## What this task involves
Report only how many lines hold the word "period".

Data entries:
>>
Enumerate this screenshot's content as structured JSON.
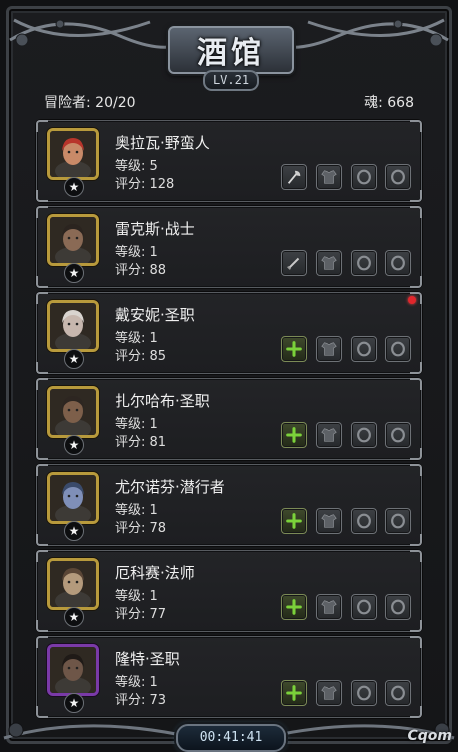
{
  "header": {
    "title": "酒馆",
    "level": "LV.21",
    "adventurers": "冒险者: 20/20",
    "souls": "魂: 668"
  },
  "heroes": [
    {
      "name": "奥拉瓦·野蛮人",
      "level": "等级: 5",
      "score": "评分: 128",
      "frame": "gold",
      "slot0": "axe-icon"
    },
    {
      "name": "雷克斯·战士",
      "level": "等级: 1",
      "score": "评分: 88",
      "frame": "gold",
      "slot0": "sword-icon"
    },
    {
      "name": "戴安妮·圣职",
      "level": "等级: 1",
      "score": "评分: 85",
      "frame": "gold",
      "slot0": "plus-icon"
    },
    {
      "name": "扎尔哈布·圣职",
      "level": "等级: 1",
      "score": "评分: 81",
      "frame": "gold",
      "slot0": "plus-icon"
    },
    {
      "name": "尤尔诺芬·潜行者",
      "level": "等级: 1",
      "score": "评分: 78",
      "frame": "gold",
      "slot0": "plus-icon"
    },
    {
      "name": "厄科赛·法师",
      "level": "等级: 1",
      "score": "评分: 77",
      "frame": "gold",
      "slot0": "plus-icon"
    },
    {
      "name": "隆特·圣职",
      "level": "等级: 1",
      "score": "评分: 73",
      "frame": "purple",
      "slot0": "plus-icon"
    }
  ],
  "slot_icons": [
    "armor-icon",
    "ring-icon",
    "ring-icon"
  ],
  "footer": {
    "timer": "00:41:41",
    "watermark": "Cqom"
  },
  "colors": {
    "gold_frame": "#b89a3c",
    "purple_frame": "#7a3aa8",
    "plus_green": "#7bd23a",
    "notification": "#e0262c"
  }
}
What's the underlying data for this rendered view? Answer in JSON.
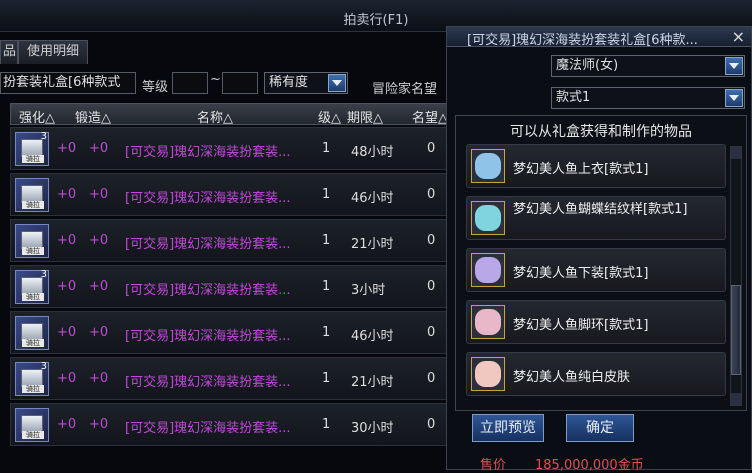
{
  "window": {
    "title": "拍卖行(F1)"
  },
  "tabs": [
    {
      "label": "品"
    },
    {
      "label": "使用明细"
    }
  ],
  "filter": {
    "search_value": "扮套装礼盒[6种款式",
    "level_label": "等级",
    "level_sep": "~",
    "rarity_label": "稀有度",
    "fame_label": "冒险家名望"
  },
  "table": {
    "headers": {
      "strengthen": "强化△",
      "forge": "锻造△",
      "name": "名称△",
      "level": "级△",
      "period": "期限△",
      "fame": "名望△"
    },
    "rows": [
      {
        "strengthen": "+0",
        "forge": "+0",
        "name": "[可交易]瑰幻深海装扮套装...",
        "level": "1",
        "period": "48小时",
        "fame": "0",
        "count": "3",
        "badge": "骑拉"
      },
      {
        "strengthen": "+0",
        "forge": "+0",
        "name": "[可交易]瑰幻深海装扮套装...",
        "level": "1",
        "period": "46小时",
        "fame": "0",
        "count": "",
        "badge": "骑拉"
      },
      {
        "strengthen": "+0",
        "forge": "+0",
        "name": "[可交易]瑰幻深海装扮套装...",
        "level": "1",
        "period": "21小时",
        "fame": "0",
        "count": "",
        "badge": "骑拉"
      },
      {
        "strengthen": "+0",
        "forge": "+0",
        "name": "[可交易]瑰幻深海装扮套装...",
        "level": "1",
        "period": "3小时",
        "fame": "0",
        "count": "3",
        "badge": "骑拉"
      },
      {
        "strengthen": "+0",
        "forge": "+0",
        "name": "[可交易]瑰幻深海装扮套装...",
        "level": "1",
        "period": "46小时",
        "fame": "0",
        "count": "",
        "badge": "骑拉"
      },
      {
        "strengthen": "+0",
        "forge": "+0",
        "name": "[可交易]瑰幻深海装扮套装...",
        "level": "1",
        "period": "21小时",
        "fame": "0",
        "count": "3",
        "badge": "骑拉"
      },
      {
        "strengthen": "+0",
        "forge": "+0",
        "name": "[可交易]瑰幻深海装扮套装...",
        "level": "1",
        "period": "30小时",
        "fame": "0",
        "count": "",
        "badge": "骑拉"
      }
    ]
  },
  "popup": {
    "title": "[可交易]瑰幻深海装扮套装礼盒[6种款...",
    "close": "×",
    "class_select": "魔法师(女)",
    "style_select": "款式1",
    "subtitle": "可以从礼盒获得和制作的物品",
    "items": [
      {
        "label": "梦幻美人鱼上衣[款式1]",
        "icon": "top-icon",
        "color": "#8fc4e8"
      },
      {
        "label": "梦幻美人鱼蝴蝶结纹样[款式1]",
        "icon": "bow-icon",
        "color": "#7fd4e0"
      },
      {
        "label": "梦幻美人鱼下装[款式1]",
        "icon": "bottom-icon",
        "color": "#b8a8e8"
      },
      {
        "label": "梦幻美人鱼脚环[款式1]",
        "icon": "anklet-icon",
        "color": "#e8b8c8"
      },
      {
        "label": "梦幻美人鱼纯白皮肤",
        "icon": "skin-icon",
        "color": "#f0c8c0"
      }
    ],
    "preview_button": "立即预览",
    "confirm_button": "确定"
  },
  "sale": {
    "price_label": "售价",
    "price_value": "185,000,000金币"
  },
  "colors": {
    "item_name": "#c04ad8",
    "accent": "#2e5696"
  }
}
<<
## Result of the task
8